Directive:
Set down every entry word for word. Omit the pictures.

[Records provided start]

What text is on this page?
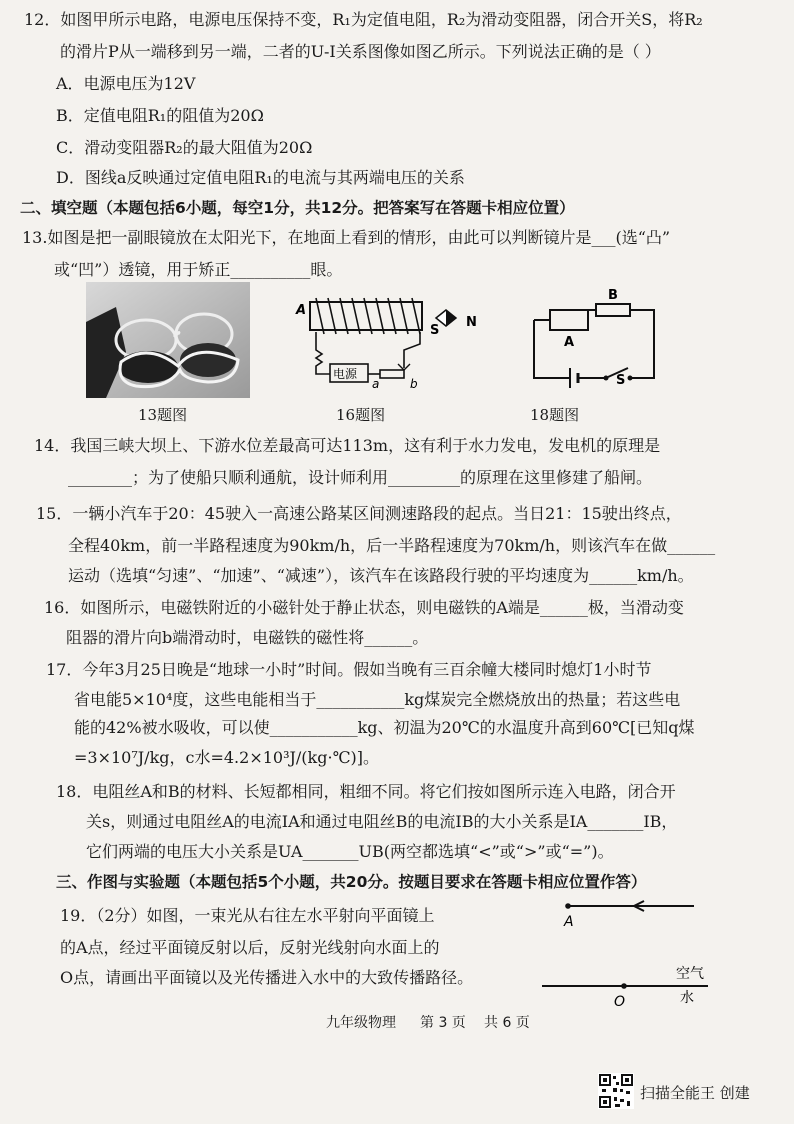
12．如图甲所示电路，电源电压保持不变，R₁为定值电阻，R₂为滑动变阻器，闭合开关S，将R₂
的滑片P从一端移到另一端，二者的U-I关系图像如图乙所示。下列说法正确的是（ ）
A．电源电压为12V
B．定值电阻R₁的阻值为20Ω
C．滑动变阻器R₂的最大阻值为20Ω
D．图线a反映通过定值电阻R₁的电流与其两端电压的关系
二、填空题（本题包括6小题，每空1分，共12分。把答案写在答题卡相应位置）
13.如图是把一副眼镜放在太阳光下，在地面上看到的情形，由此可以判断镜片是___(选“凸”
或“凹”）透镜，用于矫正__________眼。
13题图
A
S
N
电源
a	b
16题图
A
B
S
18题图
14．我国三峡大坝上、下游水位差最高可达113m，这有利于水力发电，发电机的原理是
________；为了使船只顺利通航，设计师利用_________的原理在这里修建了船闸。
15．一辆小汽车于20：45驶入一高速公路某区间测速路段的起点。当日21：15驶出终点，
全程40km，前一半路程速度为90km/h，后一半路程速度为70km/h，则该汽车在做______
运动（选填“匀速”、“加速”、“减速”），该汽车在该路段行驶的平均速度为______km/h。
16．如图所示，电磁铁附近的小磁针处于静止状态，则电磁铁的A端是______极，当滑动变
阻器的滑片向b端滑动时，电磁铁的磁性将______。
17．今年3月25日晚是“地球一小时”时间。假如当晚有三百余幢大楼同时熄灯1小时节
省电能5×10⁴度，这些电能相当于___________kg煤炭完全燃烧放出的热量；若这些电
能的42%被水吸收，可以使___________kg、初温为20℃的水温度升高到60℃[已知q煤
=3×10⁷J/kg，c水=4.2×10³J/(kg·℃)]。
18．电阻丝A和B的材料、长短都相同，粗细不同。将它们按如图所示连入电路，闭合开
关s，则通过电阻丝A的电流IA和通过电阻丝B的电流IB的大小关系是IA_______IB，
它们两端的电压大小关系是UA_______UB(两空都选填“<”或“>”或“=”)。
三、作图与实验题（本题包括5个小题，共20分。按题目要求在答题卡相应位置作答）
19．（2分）如图，一束光从右往左水平射向平面镜上
的A点，经过平面镜反射以后，反射光线射向水面上的
O点，请画出平面镜以及光传播进入水中的大致传播路径。
A
O
空气
水
九年级物理 第 3 页 共 6 页
扫描全能王 创建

[Records provided end]

Solution to the problem:
What text is on this page?
12．如图甲所示电路，电源电压保持不变，R₁为定值电阻，R₂为滑动变阻器，闭合开关S，将R₂
的滑片P从一端移到另一端，二者的U-I关系图像如图乙所示。下列说法正确的是（ ）
A．电源电压为12V
B．定值电阻R₁的阻值为20Ω
C．滑动变阻器R₂的最大阻值为20Ω
D．图线a反映通过定值电阻R₁的电流与其两端电压的关系
二、填空题（本题包括6小题，每空1分，共12分。把答案写在答题卡相应位置）
13.如图是把一副眼镜放在太阳光下，在地面上看到的情形，由此可以判断镜片是___(选“凸”
或“凹”）透镜，用于矫正__________眼。
13题图
A
S
N
电源
a	b
16题图
A
B
S
18题图
14．我国三峡大坝上、下游水位差最高可达113m，这有利于水力发电，发电机的原理是
________；为了使船只顺利通航，设计师利用_________的原理在这里修建了船闸。
15．一辆小汽车于20：45驶入一高速公路某区间测速路段的起点。当日21：15驶出终点，
全程40km，前一半路程速度为90km/h，后一半路程速度为70km/h，则该汽车在做______
运动（选填“匀速”、“加速”、“减速”），该汽车在该路段行驶的平均速度为______km/h。
16．如图所示，电磁铁附近的小磁针处于静止状态，则电磁铁的A端是______极，当滑动变
阻器的滑片向b端滑动时，电磁铁的磁性将______。
17．今年3月25日晚是“地球一小时”时间。假如当晚有三百余幢大楼同时熄灯1小时节
省电能5×10⁴度，这些电能相当于___________kg煤炭完全燃烧放出的热量；若这些电
能的42%被水吸收，可以使___________kg、初温为20℃的水温度升高到60℃[已知q煤
=3×10⁷J/kg，c水=4.2×10³J/(kg·℃)]。
18．电阻丝A和B的材料、长短都相同，粗细不同。将它们按如图所示连入电路，闭合开
关s，则通过电阻丝A的电流IA和通过电阻丝B的电流IB的大小关系是IA_______IB，
它们两端的电压大小关系是UA_______UB(两空都选填“<”或“>”或“=”)。
三、作图与实验题（本题包括5个小题，共20分。按题目要求在答题卡相应位置作答）
19．（2分）如图，一束光从右往左水平射向平面镜上
的A点，经过平面镜反射以后，反射光线射向水面上的
O点，请画出平面镜以及光传播进入水中的大致传播路径。
A
O
空气
水
九年级物理 第 3 页 共 6 页
扫描全能王 创建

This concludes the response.